_Objective_. Give back the records below exactly, every one, with no pictures.
--- Begin ---
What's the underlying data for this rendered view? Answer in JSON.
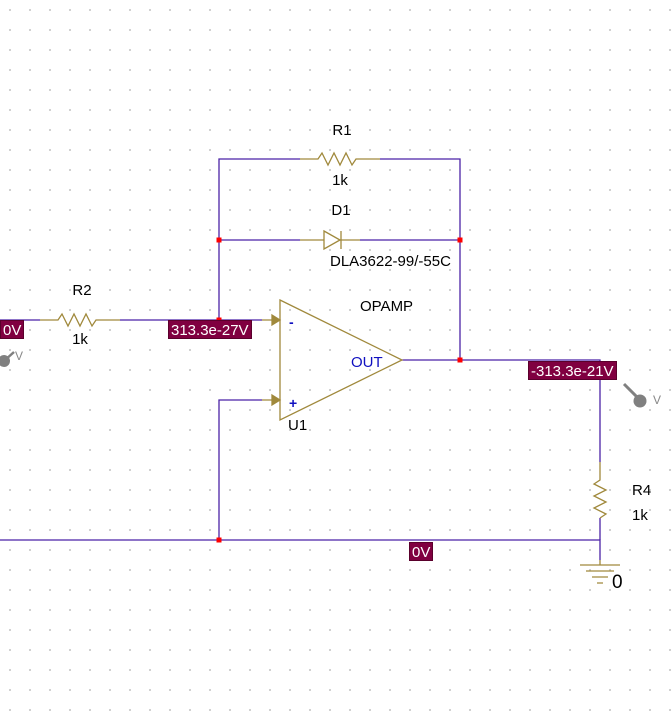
{
  "components": {
    "r1": {
      "ref": "R1",
      "value": "1k"
    },
    "d1": {
      "ref": "D1",
      "value": "DLA3622-99/-55C"
    },
    "r2": {
      "ref": "R2",
      "value": "1k"
    },
    "r4": {
      "ref": "R4",
      "value": "1k"
    },
    "u1": {
      "ref": "U1",
      "value": "OPAMP",
      "pin_minus": "-",
      "pin_plus": "+",
      "pin_out": "OUT"
    }
  },
  "voltage_markers": {
    "left_input": "0V",
    "inverting_node": "313.3e-27V",
    "output_node": "-313.3e-21V",
    "ground_rail": "0V"
  },
  "probes": {
    "left_probe": "V",
    "right_probe": "V"
  },
  "ground": {
    "label": "0"
  },
  "colors": {
    "wire": "#4b22a6",
    "part": "#a0893c",
    "junction": "#ff0000",
    "marker_bg": "#800040",
    "pin_text": "#1010c0",
    "probe": "#808080"
  }
}
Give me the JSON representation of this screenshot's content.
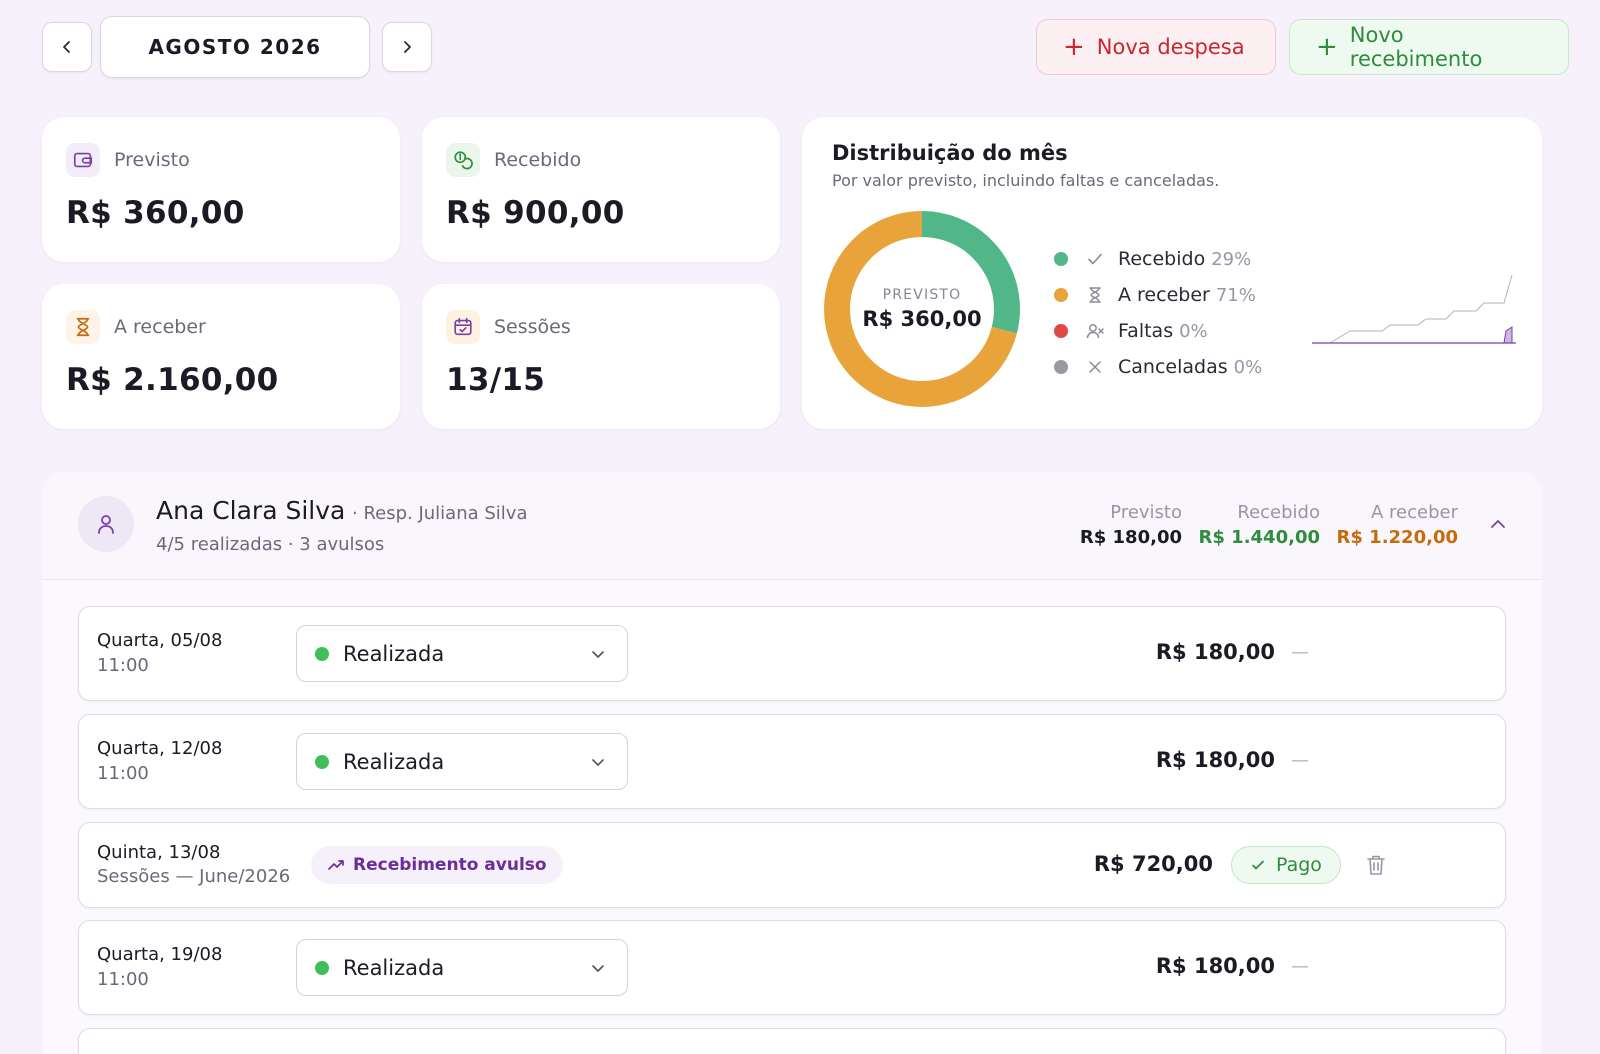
{
  "header": {
    "month": "AGOSTO 2026",
    "nova_despesa": "Nova despesa",
    "novo_recebimento": "Novo recebimento"
  },
  "stats": {
    "previsto": {
      "label": "Previsto",
      "value": "R$ 360,00"
    },
    "recebido": {
      "label": "Recebido",
      "value": "R$ 900,00"
    },
    "a_receber": {
      "label": "A receber",
      "value": "R$ 2.160,00"
    },
    "sessoes": {
      "label": "Sessões",
      "value": "13/15"
    }
  },
  "distribution": {
    "title": "Distribuição do mês",
    "subtitle": "Por valor previsto, incluindo faltas e canceladas.",
    "center_caption": "PREVISTO",
    "center_value": "R$ 360,00",
    "legend": [
      {
        "name": "Recebido",
        "pct": "29%",
        "color": "#52b788",
        "icon": "check-icon"
      },
      {
        "name": "A receber",
        "pct": "71%",
        "color": "#e8a33a",
        "icon": "hourglass-icon"
      },
      {
        "name": "Faltas",
        "pct": "0%",
        "color": "#e04848",
        "icon": "user-x-icon"
      },
      {
        "name": "Canceladas",
        "pct": "0%",
        "color": "#9b98a3",
        "icon": "x-icon"
      }
    ]
  },
  "chart_data": {
    "type": "pie",
    "categories": [
      "Recebido",
      "A receber",
      "Faltas",
      "Canceladas"
    ],
    "values": [
      29,
      71,
      0,
      0
    ],
    "colors": [
      "#52b788",
      "#e8a33a",
      "#e04848",
      "#9b98a3"
    ]
  },
  "student": {
    "name": "Ana Clara Silva",
    "responsible": "· Resp. Juliana Silva",
    "subtitle": "4/5 realizadas · 3 avulsos",
    "summary": [
      {
        "label": "Previsto",
        "value": "R$ 180,00"
      },
      {
        "label": "Recebido",
        "value": "R$ 1.440,00"
      },
      {
        "label": "A receber",
        "value": "R$ 1.220,00"
      }
    ]
  },
  "sessions": [
    {
      "date": "Quarta, 05/08",
      "time": "11:00",
      "status": "Realizada",
      "amount": "R$ 180,00",
      "dash": "—"
    },
    {
      "date": "Quarta, 12/08",
      "time": "11:00",
      "status": "Realizada",
      "amount": "R$ 180,00",
      "dash": "—"
    },
    {
      "date": "Quinta, 13/08",
      "detail": "Sessões — June/2026",
      "tag": "Recebimento avulso",
      "amount": "R$ 720,00",
      "badge": "Pago"
    },
    {
      "date": "Quarta, 19/08",
      "time": "11:00",
      "status": "Realizada",
      "amount": "R$ 180,00",
      "dash": "—"
    }
  ]
}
--- End ---
_Complete response_.
What's the underlying data for this rendered view? Answer in JSON.
{
  "components": {
    "r1": {
      "ref": "R1",
      "value": "1k"
    },
    "d1": {
      "ref": "D1",
      "value": "DLA3622-99/-55C"
    },
    "r2": {
      "ref": "R2",
      "value": "1k"
    },
    "r4": {
      "ref": "R4",
      "value": "1k"
    },
    "u1": {
      "ref": "U1",
      "value": "OPAMP",
      "pin_minus": "-",
      "pin_plus": "+",
      "pin_out": "OUT"
    }
  },
  "voltage_markers": {
    "left_input": "0V",
    "inverting_node": "313.3e-27V",
    "output_node": "-313.3e-21V",
    "ground_rail": "0V"
  },
  "probes": {
    "left_probe": "V",
    "right_probe": "V"
  },
  "ground": {
    "label": "0"
  },
  "colors": {
    "wire": "#4b22a6",
    "part": "#a0893c",
    "junction": "#ff0000",
    "marker_bg": "#800040",
    "pin_text": "#1010c0",
    "probe": "#808080"
  }
}
Give me the JSON representation of this screenshot's content.
{
  "header": {
    "month": "AGOSTO 2026",
    "nova_despesa": "Nova despesa",
    "novo_recebimento": "Novo recebimento"
  },
  "stats": {
    "previsto": {
      "label": "Previsto",
      "value": "R$ 360,00"
    },
    "recebido": {
      "label": "Recebido",
      "value": "R$ 900,00"
    },
    "a_receber": {
      "label": "A receber",
      "value": "R$ 2.160,00"
    },
    "sessoes": {
      "label": "Sessões",
      "value": "13/15"
    }
  },
  "distribution": {
    "title": "Distribuição do mês",
    "subtitle": "Por valor previsto, incluindo faltas e canceladas.",
    "center_caption": "PREVISTO",
    "center_value": "R$ 360,00",
    "legend": [
      {
        "name": "Recebido",
        "pct": "29%",
        "color": "#52b788",
        "icon": "check-icon"
      },
      {
        "name": "A receber",
        "pct": "71%",
        "color": "#e8a33a",
        "icon": "hourglass-icon"
      },
      {
        "name": "Faltas",
        "pct": "0%",
        "color": "#e04848",
        "icon": "user-x-icon"
      },
      {
        "name": "Canceladas",
        "pct": "0%",
        "color": "#9b98a3",
        "icon": "x-icon"
      }
    ]
  },
  "chart_data": {
    "type": "pie",
    "categories": [
      "Recebido",
      "A receber",
      "Faltas",
      "Canceladas"
    ],
    "values": [
      29,
      71,
      0,
      0
    ],
    "colors": [
      "#52b788",
      "#e8a33a",
      "#e04848",
      "#9b98a3"
    ]
  },
  "student": {
    "name": "Ana Clara Silva",
    "responsible": "· Resp. Juliana Silva",
    "subtitle": "4/5 realizadas · 3 avulsos",
    "summary": [
      {
        "label": "Previsto",
        "value": "R$ 180,00"
      },
      {
        "label": "Recebido",
        "value": "R$ 1.440,00"
      },
      {
        "label": "A receber",
        "value": "R$ 1.220,00"
      }
    ]
  },
  "sessions": [
    {
      "date": "Quarta, 05/08",
      "time": "11:00",
      "status": "Realizada",
      "amount": "R$ 180,00",
      "dash": "—"
    },
    {
      "date": "Quarta, 12/08",
      "time": "11:00",
      "status": "Realizada",
      "amount": "R$ 180,00",
      "dash": "—"
    },
    {
      "date": "Quinta, 13/08",
      "detail": "Sessões — June/2026",
      "tag": "Recebimento avulso",
      "amount": "R$ 720,00",
      "badge": "Pago"
    },
    {
      "date": "Quarta, 19/08",
      "time": "11:00",
      "status": "Realizada",
      "amount": "R$ 180,00",
      "dash": "—"
    }
  ]
}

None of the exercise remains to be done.